▶ _Dataset items_:
• • •

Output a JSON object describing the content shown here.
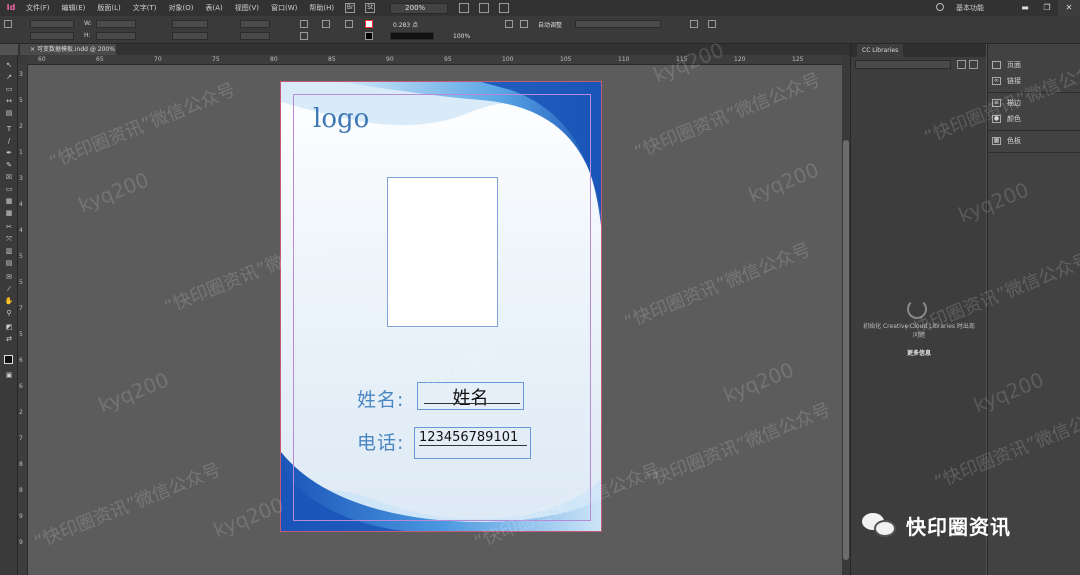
{
  "menubar": {
    "app_logo": "Id",
    "items": [
      "文件(F)",
      "编辑(E)",
      "版面(L)",
      "文字(T)",
      "对象(O)",
      "表(A)",
      "视图(V)",
      "窗口(W)",
      "帮助(H)"
    ],
    "br_label": "Br",
    "st_label": "St",
    "zoom": "200%",
    "workspace": "基本功能",
    "win_min": "▬",
    "win_restore": "❐",
    "win_close": "✕"
  },
  "controlbar": {
    "w_label": "W:",
    "h_label": "H:",
    "stroke_weight": "0.283 点",
    "scale_pct": "100%",
    "auto_fit": "自动调整"
  },
  "tab": {
    "title": "可变数据模板.indd @ 200%",
    "close": "×"
  },
  "ruler": {
    "top_ticks": [
      "60",
      "65",
      "70",
      "75",
      "80",
      "85",
      "90",
      "95",
      "100",
      "105",
      "110",
      "115",
      "120",
      "125"
    ],
    "left_ticks": [
      "3",
      "5",
      "2",
      "1",
      "3",
      "4",
      "4",
      "5",
      "5",
      "7",
      "5",
      "6",
      "6",
      "2",
      "7",
      "8",
      "8",
      "9",
      "9"
    ]
  },
  "page": {
    "logo": "logo",
    "name_label": "姓名:",
    "name_value": "姓名",
    "phone_label": "电话:",
    "phone_value": "123456789101"
  },
  "cc_panel": {
    "tab_label": "CC Libraries",
    "message": "初始化 Creative Cloud Libraries 时出现问题",
    "more_info": "更多信息"
  },
  "dock": {
    "items": [
      {
        "label": "页面",
        "icon": "pages-icon"
      },
      {
        "label": "链接",
        "icon": "links-icon"
      },
      {
        "label": "描边",
        "icon": "stroke-icon"
      },
      {
        "label": "颜色",
        "icon": "color-icon"
      },
      {
        "label": "色板",
        "icon": "swatches-icon"
      }
    ]
  },
  "watermark": {
    "cn": "“快印圈资讯”微信公众号",
    "en": "kyq200"
  },
  "brand": {
    "text": "快印圈资讯"
  },
  "colors": {
    "card_blue_dark": "#1f5fbf",
    "card_blue_light": "#8cc3ee",
    "label_blue": "#4a86c1",
    "logo_blue": "#3f78b6",
    "page_border": "#c45b76"
  }
}
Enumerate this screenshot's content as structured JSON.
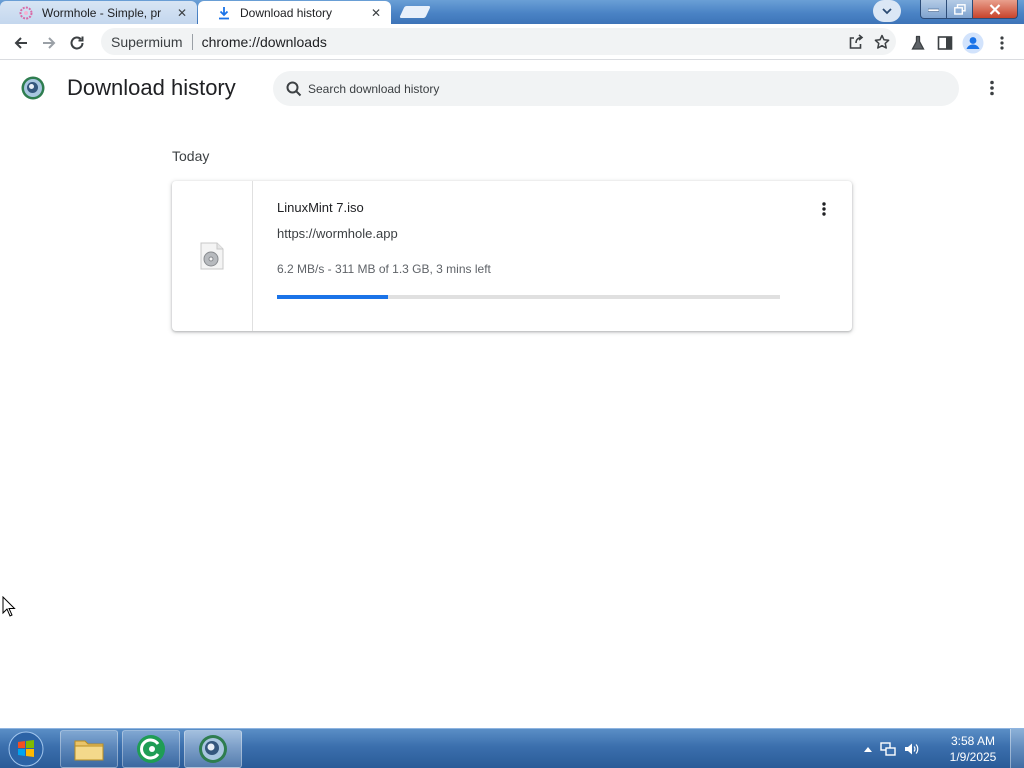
{
  "tabs": [
    {
      "label": "Wormhole - Simple, pr",
      "icon": "wormhole-favicon",
      "active": false
    },
    {
      "label": "Download history",
      "icon": "download-icon",
      "active": true
    }
  ],
  "omnibox": {
    "site": "Supermium",
    "url": "chrome://downloads"
  },
  "page": {
    "title": "Download history",
    "search_placeholder": "Search download history",
    "section": "Today"
  },
  "downloads": [
    {
      "filename": "LinuxMint 7.iso",
      "url": "https://wormhole.app",
      "status": "6.2 MB/s - 311 MB of 1.3 GB, 3 mins left",
      "progress": 0.22
    }
  ],
  "taskbar": {
    "apps": [
      "folder-icon",
      "wormhole-app-icon",
      "supermium-icon"
    ],
    "time": "3:58 AM",
    "date": "1/9/2025"
  },
  "colors": {
    "accent": "#1a73e8",
    "title_bar": "#4a83c5",
    "taskbar": "#3b6fad"
  }
}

• • •

▶ _What you need to do_: Write the material out again exactly as it appears, dropping the pictures.

▶ _Answer for this exercise_:
Output a JSON object describing the content shown here.
{
  "menubar": {
    "app_logo": "Id",
    "items": [
      "文件(F)",
      "编辑(E)",
      "版面(L)",
      "文字(T)",
      "对象(O)",
      "表(A)",
      "视图(V)",
      "窗口(W)",
      "帮助(H)"
    ],
    "br_label": "Br",
    "st_label": "St",
    "zoom": "200%",
    "workspace": "基本功能",
    "win_min": "▬",
    "win_restore": "❐",
    "win_close": "✕"
  },
  "controlbar": {
    "w_label": "W:",
    "h_label": "H:",
    "stroke_weight": "0.283 点",
    "scale_pct": "100%",
    "auto_fit": "自动调整"
  },
  "tab": {
    "title": "可变数据模板.indd @ 200%",
    "close": "×"
  },
  "ruler": {
    "top_ticks": [
      "60",
      "65",
      "70",
      "75",
      "80",
      "85",
      "90",
      "95",
      "100",
      "105",
      "110",
      "115",
      "120",
      "125"
    ],
    "left_ticks": [
      "3",
      "5",
      "2",
      "1",
      "3",
      "4",
      "4",
      "5",
      "5",
      "7",
      "5",
      "6",
      "6",
      "2",
      "7",
      "8",
      "8",
      "9",
      "9"
    ]
  },
  "page": {
    "logo": "logo",
    "name_label": "姓名:",
    "name_value": "姓名",
    "phone_label": "电话:",
    "phone_value": "123456789101"
  },
  "cc_panel": {
    "tab_label": "CC Libraries",
    "message": "初始化 Creative Cloud Libraries 时出现问题",
    "more_info": "更多信息"
  },
  "dock": {
    "items": [
      {
        "label": "页面",
        "icon": "pages-icon"
      },
      {
        "label": "链接",
        "icon": "links-icon"
      },
      {
        "label": "描边",
        "icon": "stroke-icon"
      },
      {
        "label": "颜色",
        "icon": "color-icon"
      },
      {
        "label": "色板",
        "icon": "swatches-icon"
      }
    ]
  },
  "watermark": {
    "cn": "“快印圈资讯”微信公众号",
    "en": "kyq200"
  },
  "brand": {
    "text": "快印圈资讯"
  },
  "colors": {
    "card_blue_dark": "#1f5fbf",
    "card_blue_light": "#8cc3ee",
    "label_blue": "#4a86c1",
    "logo_blue": "#3f78b6",
    "page_border": "#c45b76"
  }
}
Enumerate this screenshot's content as structured JSON.
{
  "tabs": [
    {
      "label": "Wormhole - Simple, pr",
      "icon": "wormhole-favicon",
      "active": false
    },
    {
      "label": "Download history",
      "icon": "download-icon",
      "active": true
    }
  ],
  "omnibox": {
    "site": "Supermium",
    "url": "chrome://downloads"
  },
  "page": {
    "title": "Download history",
    "search_placeholder": "Search download history",
    "section": "Today"
  },
  "downloads": [
    {
      "filename": "LinuxMint 7.iso",
      "url": "https://wormhole.app",
      "status": "6.2 MB/s - 311 MB of 1.3 GB, 3 mins left",
      "progress": 0.22
    }
  ],
  "taskbar": {
    "apps": [
      "folder-icon",
      "wormhole-app-icon",
      "supermium-icon"
    ],
    "time": "3:58 AM",
    "date": "1/9/2025"
  },
  "colors": {
    "accent": "#1a73e8",
    "title_bar": "#4a83c5",
    "taskbar": "#3b6fad"
  }
}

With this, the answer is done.